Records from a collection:
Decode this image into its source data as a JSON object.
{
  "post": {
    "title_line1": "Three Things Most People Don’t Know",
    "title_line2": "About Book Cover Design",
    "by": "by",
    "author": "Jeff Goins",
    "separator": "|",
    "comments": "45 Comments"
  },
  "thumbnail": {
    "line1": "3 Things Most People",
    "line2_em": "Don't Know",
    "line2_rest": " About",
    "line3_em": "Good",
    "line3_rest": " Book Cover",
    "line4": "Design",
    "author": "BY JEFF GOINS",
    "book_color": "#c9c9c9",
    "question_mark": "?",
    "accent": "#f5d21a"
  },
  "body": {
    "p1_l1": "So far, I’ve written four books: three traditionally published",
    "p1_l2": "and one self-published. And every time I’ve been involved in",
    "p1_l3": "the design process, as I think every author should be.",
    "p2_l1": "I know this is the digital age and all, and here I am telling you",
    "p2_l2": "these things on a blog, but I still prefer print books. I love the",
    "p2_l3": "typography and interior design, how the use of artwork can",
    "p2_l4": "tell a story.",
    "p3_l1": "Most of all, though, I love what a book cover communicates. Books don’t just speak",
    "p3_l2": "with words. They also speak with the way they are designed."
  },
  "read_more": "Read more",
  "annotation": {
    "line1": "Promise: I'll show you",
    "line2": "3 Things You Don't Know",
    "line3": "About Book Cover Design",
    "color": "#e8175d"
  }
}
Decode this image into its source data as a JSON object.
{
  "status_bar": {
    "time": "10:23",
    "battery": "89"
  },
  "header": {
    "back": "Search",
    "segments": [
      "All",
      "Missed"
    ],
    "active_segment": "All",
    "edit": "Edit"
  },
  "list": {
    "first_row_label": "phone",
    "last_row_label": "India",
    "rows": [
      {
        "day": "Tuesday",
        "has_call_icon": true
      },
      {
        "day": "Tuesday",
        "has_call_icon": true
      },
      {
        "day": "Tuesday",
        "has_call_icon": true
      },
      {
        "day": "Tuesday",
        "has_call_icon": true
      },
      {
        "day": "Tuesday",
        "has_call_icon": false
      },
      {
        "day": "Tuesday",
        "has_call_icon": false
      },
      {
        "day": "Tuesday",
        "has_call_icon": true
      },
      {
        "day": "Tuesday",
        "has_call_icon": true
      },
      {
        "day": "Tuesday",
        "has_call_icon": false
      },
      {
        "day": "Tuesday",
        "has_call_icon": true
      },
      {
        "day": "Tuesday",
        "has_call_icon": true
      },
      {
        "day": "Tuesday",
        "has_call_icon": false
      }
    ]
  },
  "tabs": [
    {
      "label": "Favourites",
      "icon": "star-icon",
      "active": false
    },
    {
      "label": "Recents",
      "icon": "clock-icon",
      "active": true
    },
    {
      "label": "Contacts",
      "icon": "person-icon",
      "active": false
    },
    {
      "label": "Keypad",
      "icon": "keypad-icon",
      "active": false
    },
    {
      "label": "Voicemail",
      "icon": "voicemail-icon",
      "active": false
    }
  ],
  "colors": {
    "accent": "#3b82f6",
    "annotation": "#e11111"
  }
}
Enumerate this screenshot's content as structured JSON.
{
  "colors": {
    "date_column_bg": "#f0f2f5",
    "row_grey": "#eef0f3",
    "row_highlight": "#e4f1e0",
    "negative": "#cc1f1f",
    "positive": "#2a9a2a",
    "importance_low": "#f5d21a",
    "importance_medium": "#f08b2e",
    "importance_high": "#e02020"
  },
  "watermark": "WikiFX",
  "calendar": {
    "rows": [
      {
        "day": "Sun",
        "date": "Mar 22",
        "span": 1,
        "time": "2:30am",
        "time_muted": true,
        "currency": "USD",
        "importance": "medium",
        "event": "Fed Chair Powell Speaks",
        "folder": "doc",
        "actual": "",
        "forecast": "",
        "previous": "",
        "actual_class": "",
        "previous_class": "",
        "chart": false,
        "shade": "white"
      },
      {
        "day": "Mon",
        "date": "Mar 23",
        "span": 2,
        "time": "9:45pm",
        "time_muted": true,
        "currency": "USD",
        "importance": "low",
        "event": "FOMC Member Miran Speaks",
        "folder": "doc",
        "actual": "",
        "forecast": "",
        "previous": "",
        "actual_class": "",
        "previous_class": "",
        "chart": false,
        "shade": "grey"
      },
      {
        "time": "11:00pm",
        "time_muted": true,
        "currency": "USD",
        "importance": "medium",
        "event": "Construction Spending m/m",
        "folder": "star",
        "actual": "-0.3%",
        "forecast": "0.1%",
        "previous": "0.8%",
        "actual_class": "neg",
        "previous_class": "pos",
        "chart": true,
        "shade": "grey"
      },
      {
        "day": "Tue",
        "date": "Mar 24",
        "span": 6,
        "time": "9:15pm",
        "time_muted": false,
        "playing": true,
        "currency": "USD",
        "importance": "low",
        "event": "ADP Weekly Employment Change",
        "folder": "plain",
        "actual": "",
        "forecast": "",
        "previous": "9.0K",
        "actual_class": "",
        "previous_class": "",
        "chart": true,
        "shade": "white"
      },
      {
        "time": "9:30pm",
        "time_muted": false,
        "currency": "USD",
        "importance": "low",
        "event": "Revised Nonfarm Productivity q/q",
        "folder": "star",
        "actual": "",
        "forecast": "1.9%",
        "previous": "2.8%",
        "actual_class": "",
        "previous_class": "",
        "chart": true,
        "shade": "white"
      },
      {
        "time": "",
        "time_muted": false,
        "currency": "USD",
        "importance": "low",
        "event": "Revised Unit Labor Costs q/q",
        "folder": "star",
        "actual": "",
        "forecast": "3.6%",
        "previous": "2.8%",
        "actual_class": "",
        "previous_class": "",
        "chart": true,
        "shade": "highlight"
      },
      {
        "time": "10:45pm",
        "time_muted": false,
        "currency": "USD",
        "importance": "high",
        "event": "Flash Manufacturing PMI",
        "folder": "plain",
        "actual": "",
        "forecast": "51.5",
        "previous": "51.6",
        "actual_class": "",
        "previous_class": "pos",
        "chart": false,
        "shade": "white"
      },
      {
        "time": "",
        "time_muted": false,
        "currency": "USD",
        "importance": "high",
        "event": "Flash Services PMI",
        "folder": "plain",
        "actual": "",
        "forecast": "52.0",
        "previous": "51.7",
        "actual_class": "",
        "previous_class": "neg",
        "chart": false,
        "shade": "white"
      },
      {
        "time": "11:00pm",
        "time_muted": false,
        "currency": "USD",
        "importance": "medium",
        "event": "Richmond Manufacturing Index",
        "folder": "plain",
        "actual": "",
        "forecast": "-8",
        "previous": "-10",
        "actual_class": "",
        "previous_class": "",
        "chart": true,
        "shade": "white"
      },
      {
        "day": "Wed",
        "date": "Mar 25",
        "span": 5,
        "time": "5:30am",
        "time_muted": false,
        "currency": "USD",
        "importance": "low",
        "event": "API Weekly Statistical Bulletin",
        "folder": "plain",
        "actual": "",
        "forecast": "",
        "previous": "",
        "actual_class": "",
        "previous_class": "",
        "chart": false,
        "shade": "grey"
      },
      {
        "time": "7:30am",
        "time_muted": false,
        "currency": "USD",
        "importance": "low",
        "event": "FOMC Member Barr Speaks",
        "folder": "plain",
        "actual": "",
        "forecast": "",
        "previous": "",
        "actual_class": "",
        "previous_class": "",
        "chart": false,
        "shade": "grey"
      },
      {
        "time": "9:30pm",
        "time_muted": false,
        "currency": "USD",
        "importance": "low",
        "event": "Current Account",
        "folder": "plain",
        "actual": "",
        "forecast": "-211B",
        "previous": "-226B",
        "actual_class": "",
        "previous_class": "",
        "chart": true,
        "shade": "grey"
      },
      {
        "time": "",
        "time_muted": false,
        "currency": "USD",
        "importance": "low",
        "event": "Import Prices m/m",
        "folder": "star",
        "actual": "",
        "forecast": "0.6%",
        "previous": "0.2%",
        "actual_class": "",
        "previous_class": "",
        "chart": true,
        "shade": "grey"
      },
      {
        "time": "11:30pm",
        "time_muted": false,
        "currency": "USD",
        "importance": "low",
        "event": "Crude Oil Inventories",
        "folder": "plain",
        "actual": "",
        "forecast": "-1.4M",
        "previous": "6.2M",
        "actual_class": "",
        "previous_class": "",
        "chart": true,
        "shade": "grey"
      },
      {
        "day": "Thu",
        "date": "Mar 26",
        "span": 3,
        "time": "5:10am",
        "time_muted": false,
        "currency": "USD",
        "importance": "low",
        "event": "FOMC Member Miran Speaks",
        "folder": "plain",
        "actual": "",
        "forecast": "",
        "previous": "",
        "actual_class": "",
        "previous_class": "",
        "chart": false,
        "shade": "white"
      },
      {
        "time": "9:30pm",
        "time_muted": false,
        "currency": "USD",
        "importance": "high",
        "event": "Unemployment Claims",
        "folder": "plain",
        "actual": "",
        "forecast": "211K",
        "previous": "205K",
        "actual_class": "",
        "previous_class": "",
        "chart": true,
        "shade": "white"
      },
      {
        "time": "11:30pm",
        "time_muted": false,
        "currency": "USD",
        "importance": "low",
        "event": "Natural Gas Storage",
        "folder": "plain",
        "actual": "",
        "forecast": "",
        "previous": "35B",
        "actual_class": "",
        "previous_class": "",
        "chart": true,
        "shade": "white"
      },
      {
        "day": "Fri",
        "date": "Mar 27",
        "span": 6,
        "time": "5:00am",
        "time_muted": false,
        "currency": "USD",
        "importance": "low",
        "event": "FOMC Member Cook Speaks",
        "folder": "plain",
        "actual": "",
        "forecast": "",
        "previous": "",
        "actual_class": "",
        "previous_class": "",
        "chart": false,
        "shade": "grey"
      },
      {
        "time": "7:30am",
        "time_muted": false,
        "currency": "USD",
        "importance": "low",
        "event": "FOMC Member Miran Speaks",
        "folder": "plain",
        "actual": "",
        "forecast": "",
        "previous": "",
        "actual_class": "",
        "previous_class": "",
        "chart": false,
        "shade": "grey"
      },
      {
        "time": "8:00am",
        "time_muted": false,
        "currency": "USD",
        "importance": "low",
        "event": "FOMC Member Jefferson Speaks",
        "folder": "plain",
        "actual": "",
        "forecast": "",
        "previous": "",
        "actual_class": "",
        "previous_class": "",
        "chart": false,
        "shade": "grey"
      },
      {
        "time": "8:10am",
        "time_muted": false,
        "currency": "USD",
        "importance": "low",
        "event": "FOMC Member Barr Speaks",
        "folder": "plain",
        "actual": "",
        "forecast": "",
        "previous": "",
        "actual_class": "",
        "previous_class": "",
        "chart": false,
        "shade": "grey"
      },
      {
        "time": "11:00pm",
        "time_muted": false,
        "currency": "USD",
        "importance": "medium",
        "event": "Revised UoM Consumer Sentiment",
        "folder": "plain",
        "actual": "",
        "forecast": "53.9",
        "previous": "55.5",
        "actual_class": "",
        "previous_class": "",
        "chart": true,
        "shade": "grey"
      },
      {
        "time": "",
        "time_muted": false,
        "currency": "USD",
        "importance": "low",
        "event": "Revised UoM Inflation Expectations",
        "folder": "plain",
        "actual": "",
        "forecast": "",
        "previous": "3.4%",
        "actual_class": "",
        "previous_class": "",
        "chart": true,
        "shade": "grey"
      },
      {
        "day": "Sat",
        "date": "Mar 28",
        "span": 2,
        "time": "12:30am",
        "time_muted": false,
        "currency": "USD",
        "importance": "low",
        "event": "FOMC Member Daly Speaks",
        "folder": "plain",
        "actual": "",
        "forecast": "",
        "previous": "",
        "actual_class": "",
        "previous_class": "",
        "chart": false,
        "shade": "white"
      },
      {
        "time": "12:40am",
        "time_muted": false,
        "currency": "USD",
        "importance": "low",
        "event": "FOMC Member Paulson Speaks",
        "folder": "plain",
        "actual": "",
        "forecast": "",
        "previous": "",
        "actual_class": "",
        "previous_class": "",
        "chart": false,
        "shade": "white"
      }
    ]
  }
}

**DIRECTIVE:** Identify each line in the entries with the word "author" and copy it.

**COMPLETE ANSWER:**
    "author": "Jeff Goins",
    "author": "BY JEFF GOINS",
    "p1_l3": "the design process, as I think every author should be.",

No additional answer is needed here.